= What needs to be done =
Drop the pictures, then extract the listing word for word.

++++ Dataset ++++

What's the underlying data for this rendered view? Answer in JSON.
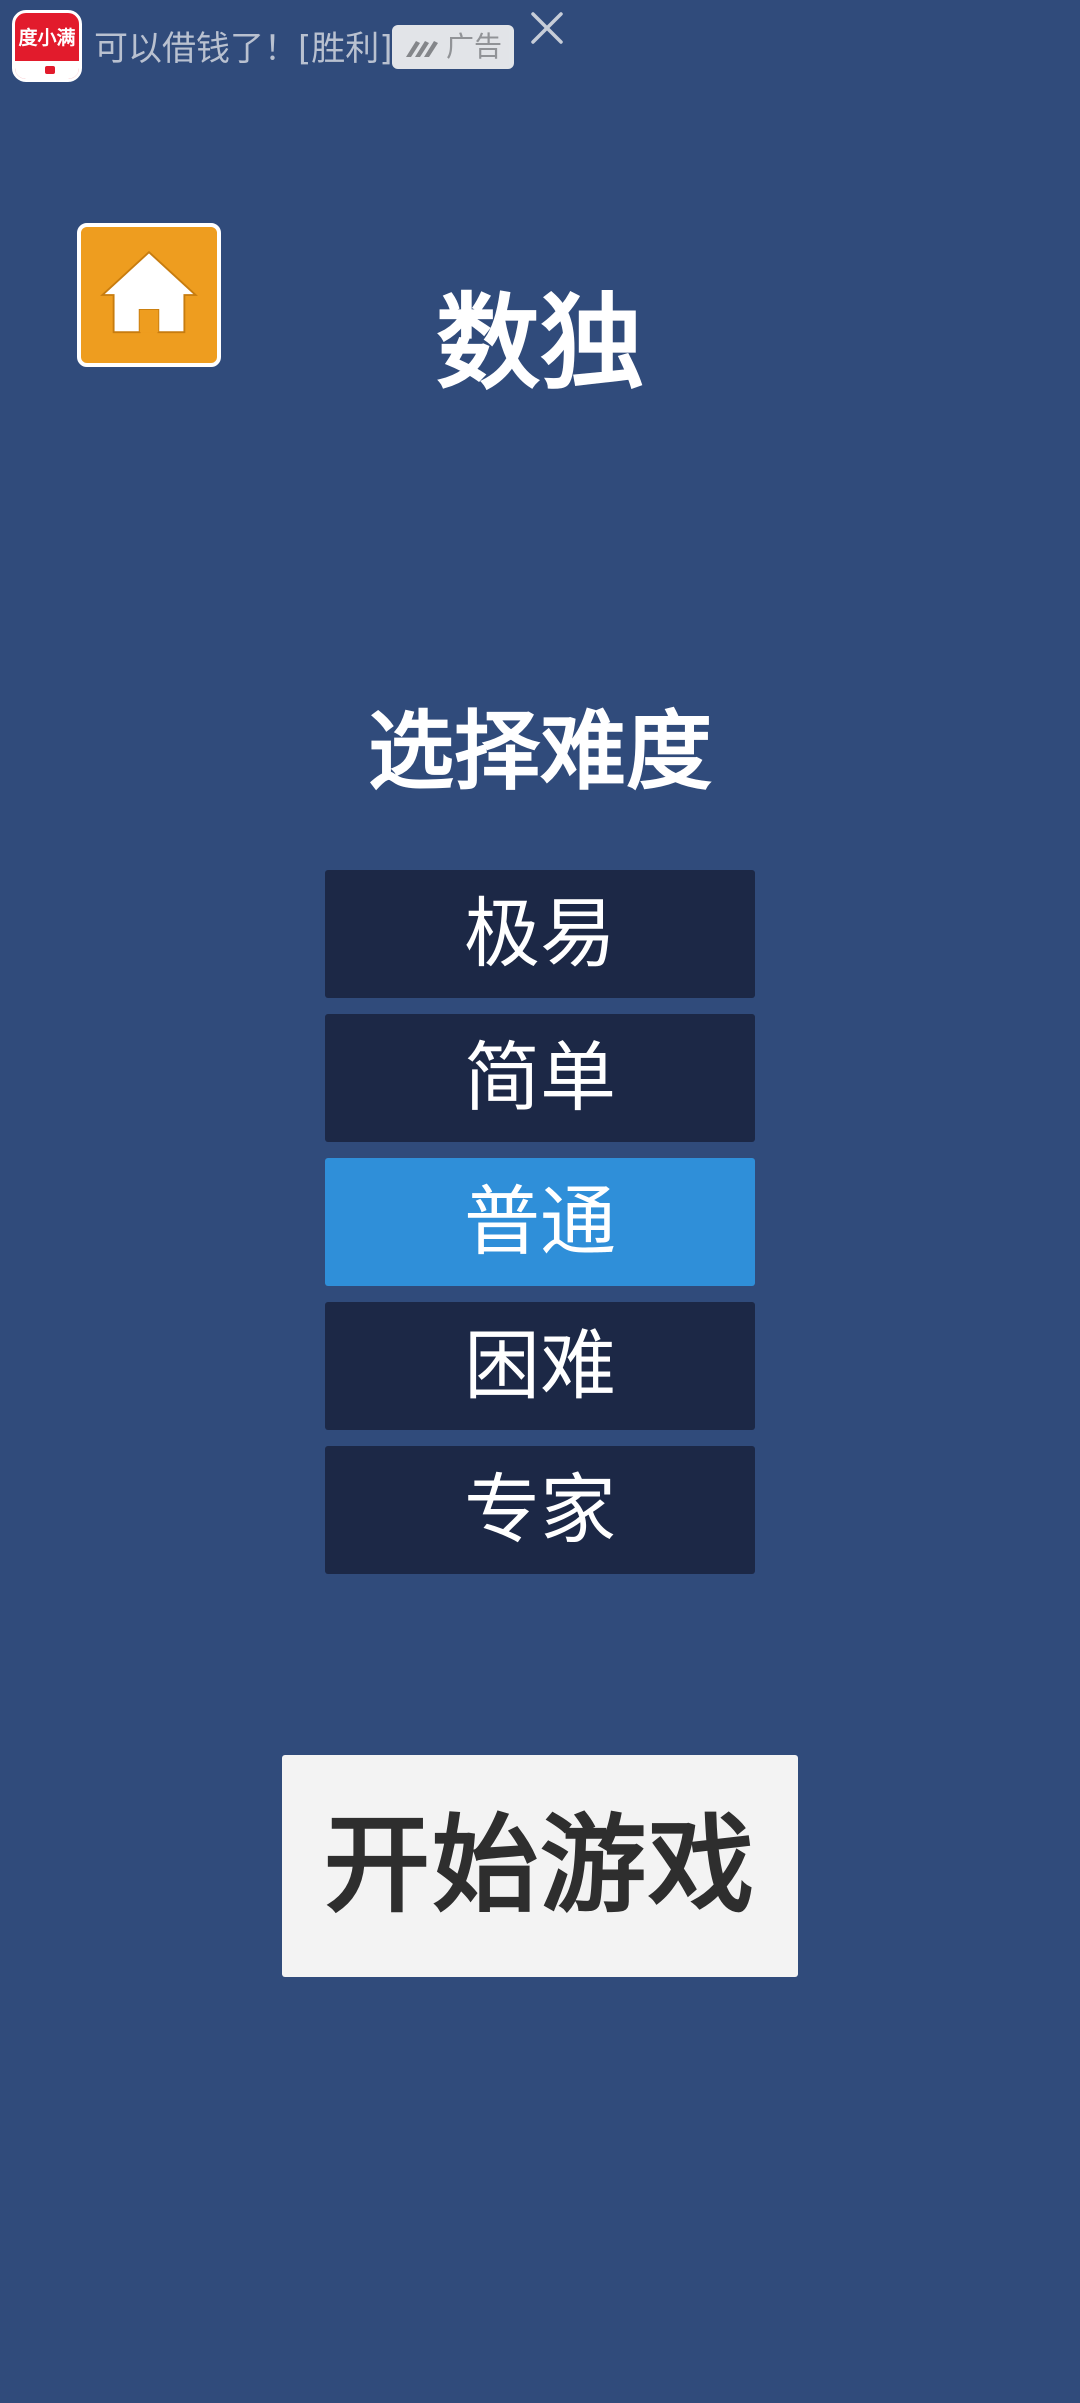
{
  "ad": {
    "app_icon_text": "度小满",
    "text": "可以借钱了！[胜利]",
    "badge_label": "广告",
    "close_icon": "close-icon"
  },
  "home_button": {
    "icon": "home-icon"
  },
  "title": "数独",
  "difficulty": {
    "heading": "选择难度",
    "options": [
      {
        "label": "极易",
        "selected": false
      },
      {
        "label": "简单",
        "selected": false
      },
      {
        "label": "普通",
        "selected": true
      },
      {
        "label": "困难",
        "selected": false
      },
      {
        "label": "专家",
        "selected": false
      }
    ]
  },
  "start_button": {
    "label": "开始游戏"
  },
  "colors": {
    "background": "#304b7b",
    "option_default": "#1c2846",
    "option_selected": "#2f8fd9",
    "home_button": "#ee9d1f",
    "start_button": "#f3f3f3"
  }
}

++++

= Solution to this problem =
What's the underlying data for this rendered view? Answer in JSON.
{
  "ad": {
    "app_icon_text": "度小满",
    "text": "可以借钱了！[胜利]",
    "badge_label": "广告",
    "close_icon": "close-icon"
  },
  "home_button": {
    "icon": "home-icon"
  },
  "title": "数独",
  "difficulty": {
    "heading": "选择难度",
    "options": [
      {
        "label": "极易",
        "selected": false
      },
      {
        "label": "简单",
        "selected": false
      },
      {
        "label": "普通",
        "selected": true
      },
      {
        "label": "困难",
        "selected": false
      },
      {
        "label": "专家",
        "selected": false
      }
    ]
  },
  "start_button": {
    "label": "开始游戏"
  },
  "colors": {
    "background": "#304b7b",
    "option_default": "#1c2846",
    "option_selected": "#2f8fd9",
    "home_button": "#ee9d1f",
    "start_button": "#f3f3f3"
  }
}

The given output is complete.